TEXTO:
┄┄┄┄┄┄┄┄┄┄┄┄┄┄┄┄┄┄┄┄
BUKELE Y EL DERECHO PENAL
Cuando hablamos de derechos humanos, aunque suene reiterativo, nos referimos a los derechos que tienen todos los seres humanos, y la palabra “todos” significa: sin excepción.
Ninguna persona, por mucha popularidad que tenga, ni aunque sea el Presidente de un país, puede salir incólume si de alguna manera viola o pretende violar derechos. Aunque muy poca gente lo entienda, el Derecho Penal no es un adminículo que puede utilizar cualquier remedo de dictador de turno para imponer su voluntad por muy buenas intenciones que este pretenda tener. Al contrario, este derecho, de última ratio, tiene como uno de sus fines principales normar el poder punitivo del Estado, en otras palabras, para que nadie pueda ir más allá de los límites que este impone.
Es así que si mañana, algún sociópata llega al poder (como frecuentemente sucede), los ciudadanos al menos tengamos ese escudo que llamamos Estado de Derecho para que nos cubra.
Entonces cuando aplaudimos que un mandatario empiece a decir sin empacho que “x” por pertenecer a una pandilla no tiene derechos, o que estos se le pueden pisotear si entra a una cárcel; aceptamos asimismo que algún otro salvador de turno pueda decidir más allá de lo que permiten las leyes lo que está bien o lo que está mal, y quizá a quienes se considere que se deben pisotear y extirparles sus derechos será a nosotros.
┄┄┄┄┄┄┄┄┄┄┄┄┄┄┄┄┄┄┄┄
DATOS:
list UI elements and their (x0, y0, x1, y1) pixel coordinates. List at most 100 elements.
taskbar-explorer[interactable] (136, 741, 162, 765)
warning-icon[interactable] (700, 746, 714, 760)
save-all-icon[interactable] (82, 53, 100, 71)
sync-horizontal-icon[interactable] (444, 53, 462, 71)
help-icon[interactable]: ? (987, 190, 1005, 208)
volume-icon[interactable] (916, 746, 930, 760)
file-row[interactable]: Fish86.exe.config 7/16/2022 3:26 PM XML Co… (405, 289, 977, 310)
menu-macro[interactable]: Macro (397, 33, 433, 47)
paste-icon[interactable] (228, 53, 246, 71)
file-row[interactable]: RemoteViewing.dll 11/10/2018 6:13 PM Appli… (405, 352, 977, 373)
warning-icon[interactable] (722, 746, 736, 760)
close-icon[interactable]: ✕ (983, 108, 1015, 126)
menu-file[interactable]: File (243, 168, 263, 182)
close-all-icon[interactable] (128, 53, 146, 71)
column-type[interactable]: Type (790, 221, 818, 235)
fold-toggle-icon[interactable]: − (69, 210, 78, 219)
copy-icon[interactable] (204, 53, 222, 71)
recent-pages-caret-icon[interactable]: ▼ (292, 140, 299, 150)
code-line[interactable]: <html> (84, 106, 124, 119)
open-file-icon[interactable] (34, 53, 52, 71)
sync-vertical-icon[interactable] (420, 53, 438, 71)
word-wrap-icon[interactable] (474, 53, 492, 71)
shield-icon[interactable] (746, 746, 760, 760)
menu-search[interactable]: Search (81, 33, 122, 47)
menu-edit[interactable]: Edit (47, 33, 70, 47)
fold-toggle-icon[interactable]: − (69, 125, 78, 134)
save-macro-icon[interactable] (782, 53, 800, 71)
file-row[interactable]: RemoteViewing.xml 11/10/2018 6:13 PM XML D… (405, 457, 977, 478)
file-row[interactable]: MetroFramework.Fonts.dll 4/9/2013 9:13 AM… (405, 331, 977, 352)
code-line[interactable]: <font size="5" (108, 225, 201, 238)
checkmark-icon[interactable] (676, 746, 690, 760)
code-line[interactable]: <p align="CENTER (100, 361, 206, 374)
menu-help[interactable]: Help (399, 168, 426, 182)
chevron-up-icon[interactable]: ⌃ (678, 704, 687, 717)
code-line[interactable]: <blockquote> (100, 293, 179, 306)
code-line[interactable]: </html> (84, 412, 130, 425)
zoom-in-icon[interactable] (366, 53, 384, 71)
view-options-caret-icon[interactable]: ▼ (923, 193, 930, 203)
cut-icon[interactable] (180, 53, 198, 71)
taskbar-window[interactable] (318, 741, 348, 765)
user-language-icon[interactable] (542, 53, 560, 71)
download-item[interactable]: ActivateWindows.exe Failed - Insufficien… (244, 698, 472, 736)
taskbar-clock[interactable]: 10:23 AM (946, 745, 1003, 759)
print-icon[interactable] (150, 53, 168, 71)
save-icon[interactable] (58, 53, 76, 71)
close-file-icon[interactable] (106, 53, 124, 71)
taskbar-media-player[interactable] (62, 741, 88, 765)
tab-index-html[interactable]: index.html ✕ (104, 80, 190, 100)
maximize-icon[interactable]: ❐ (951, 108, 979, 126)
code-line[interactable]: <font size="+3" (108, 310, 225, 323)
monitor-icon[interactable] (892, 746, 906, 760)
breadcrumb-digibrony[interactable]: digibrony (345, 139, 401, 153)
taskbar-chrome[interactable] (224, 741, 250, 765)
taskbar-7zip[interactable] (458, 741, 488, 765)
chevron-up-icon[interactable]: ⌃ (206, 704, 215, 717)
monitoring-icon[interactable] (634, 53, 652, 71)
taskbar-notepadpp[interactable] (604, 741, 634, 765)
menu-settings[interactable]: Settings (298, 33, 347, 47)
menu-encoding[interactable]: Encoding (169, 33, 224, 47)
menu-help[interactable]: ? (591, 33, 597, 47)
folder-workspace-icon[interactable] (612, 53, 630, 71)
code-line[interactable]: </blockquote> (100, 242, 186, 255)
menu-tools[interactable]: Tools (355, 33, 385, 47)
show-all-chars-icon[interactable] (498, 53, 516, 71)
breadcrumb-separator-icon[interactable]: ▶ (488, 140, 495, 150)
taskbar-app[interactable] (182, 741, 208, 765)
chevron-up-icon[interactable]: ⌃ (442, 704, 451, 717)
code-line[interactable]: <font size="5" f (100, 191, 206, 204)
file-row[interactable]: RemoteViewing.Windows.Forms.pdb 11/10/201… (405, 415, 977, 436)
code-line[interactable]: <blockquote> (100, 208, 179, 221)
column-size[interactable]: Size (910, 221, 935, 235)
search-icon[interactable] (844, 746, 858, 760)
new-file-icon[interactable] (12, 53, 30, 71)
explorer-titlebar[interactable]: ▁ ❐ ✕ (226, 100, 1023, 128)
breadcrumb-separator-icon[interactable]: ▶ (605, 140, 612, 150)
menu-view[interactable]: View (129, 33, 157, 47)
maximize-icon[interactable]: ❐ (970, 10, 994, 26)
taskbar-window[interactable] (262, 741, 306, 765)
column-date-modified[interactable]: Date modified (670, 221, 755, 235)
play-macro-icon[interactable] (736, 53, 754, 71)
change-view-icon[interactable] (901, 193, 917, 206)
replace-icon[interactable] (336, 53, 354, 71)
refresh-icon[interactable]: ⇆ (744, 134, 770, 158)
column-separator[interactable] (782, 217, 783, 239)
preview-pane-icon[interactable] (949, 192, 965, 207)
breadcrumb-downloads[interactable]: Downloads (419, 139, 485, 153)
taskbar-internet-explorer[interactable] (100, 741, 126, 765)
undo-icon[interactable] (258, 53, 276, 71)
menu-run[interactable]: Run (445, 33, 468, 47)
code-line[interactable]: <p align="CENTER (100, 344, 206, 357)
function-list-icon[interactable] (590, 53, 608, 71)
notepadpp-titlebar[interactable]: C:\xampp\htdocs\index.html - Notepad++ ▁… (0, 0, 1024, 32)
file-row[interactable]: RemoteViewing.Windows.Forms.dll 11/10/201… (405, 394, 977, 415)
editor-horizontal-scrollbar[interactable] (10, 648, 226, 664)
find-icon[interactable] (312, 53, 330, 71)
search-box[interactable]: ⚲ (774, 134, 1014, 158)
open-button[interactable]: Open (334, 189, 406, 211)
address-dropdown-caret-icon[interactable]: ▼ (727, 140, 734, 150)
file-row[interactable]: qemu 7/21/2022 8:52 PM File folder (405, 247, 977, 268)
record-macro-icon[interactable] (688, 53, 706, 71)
┄┄┄┄┄┄┄┄┄┄┄┄┄┄┄┄┄┄┄┄
TAREA ASIGNADA A:
Según el texto sobre Bukele y el derecho penal, ¿cuál es uno de los fines principales del derecho penal?
TAREA ASIGNADA B:
Prosigue el texto sobre Bukele y el derecho penal a partir de su última oración.
Los ítems son un material independiente del texto.

RESPUESTA A:
Normar el poder punitivo del Estado, para que nadie pueda ir más allá de los límites que este impone.

RESPUESTA B:
La historia nos ha demostrado de manera reiterada que el poder es efímero, dulce y corrompe. Que cuando una persona está en la cima jamás buscará rodearse de quien la contradiga, sino que será rodeada de aduladores. Y luego pensará que lo sabe todo, porque una masa extasiada aplaudirá cada una de sus ocurrencias.
Si como ciudadanos pensamos que el derecho penal es como un arma cargada que se puede disparar a quien dicte nuestra conciencia, muy pronto nosotros seremos quienes estemos del otro lado del cañón y nos arrepentiremos de haber aplaudido a demagogos y dictadores sólo porque en un espacio de tiempo decían lo que nosotros queríamos escuchar.
En esta época donde del otro lado del planeta vemos como a causa de la locura de un simple ser humano acribillan a personas en la calle soldados que se emborrachan con vodka mientras disparan cañones a edificios llenos de civiles, también deberíamos ver que aun más cerca está gobernando un alienado que piensa que puede pisotear los derechos de los seres humanos porque esa es su sagrada voluntad.